[Data tied to figure images]

━━━━━━━━━━━━━━━━

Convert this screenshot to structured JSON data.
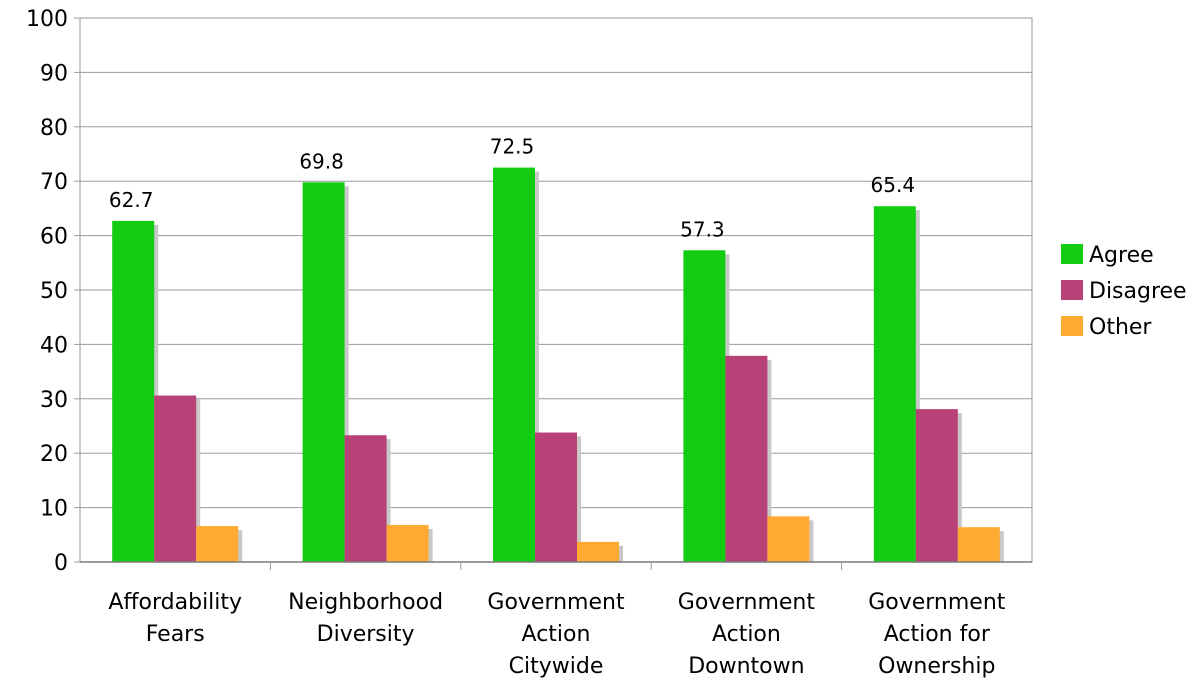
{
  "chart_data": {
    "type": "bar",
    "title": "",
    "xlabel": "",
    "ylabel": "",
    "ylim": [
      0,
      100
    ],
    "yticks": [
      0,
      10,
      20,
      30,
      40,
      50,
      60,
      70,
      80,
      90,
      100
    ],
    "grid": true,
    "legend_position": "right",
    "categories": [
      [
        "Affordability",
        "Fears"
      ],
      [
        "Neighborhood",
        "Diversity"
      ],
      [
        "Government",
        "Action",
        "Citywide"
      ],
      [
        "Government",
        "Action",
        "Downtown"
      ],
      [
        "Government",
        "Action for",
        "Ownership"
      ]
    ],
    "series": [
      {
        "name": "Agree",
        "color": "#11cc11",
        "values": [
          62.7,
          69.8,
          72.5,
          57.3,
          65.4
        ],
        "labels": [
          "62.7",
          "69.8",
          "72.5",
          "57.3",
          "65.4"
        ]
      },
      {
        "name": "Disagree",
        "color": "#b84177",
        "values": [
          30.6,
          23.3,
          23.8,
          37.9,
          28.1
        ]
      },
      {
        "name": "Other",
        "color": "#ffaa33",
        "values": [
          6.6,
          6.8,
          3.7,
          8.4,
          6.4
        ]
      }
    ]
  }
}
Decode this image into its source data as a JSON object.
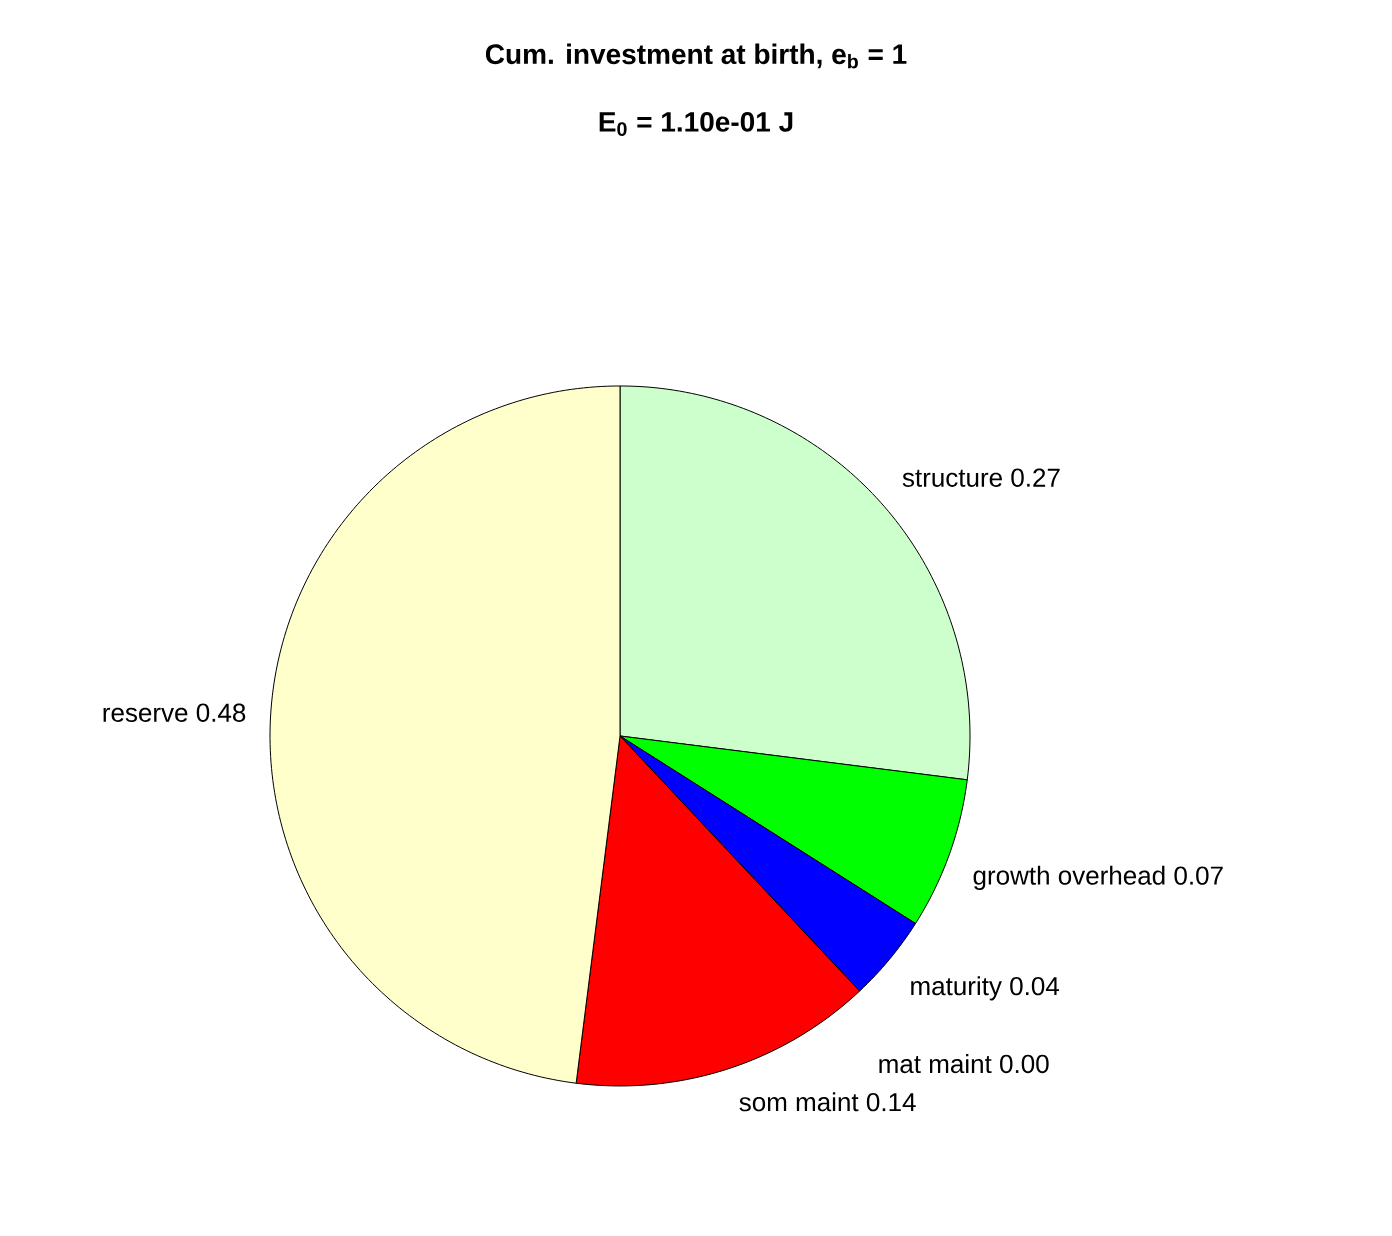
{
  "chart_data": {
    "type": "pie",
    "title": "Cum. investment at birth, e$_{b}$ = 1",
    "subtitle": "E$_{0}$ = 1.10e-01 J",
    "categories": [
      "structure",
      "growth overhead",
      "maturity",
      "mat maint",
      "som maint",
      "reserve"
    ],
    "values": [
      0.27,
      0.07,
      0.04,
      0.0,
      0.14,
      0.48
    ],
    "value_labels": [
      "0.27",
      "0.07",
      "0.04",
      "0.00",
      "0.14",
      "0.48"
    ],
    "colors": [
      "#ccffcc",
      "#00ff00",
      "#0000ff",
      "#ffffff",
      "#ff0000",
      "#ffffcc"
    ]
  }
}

━━━━━━━━━━━━━━━━

JOB
Word for word, please, restate the lines of the listing from the one holding "Decode this image" down to the last line, leaving out any pictures.

SOLVED PROBLEM
Decode this image into its source data as a JSON object.
{
  "chart_data": {
    "type": "pie",
    "title": "Cum. investment at birth, e$_{b}$ = 1",
    "subtitle": "E$_{0}$ = 1.10e-01 J",
    "categories": [
      "structure",
      "growth overhead",
      "maturity",
      "mat maint",
      "som maint",
      "reserve"
    ],
    "values": [
      0.27,
      0.07,
      0.04,
      0.0,
      0.14,
      0.48
    ],
    "value_labels": [
      "0.27",
      "0.07",
      "0.04",
      "0.00",
      "0.14",
      "0.48"
    ],
    "colors": [
      "#ccffcc",
      "#00ff00",
      "#0000ff",
      "#ffffff",
      "#ff0000",
      "#ffffcc"
    ]
  }
}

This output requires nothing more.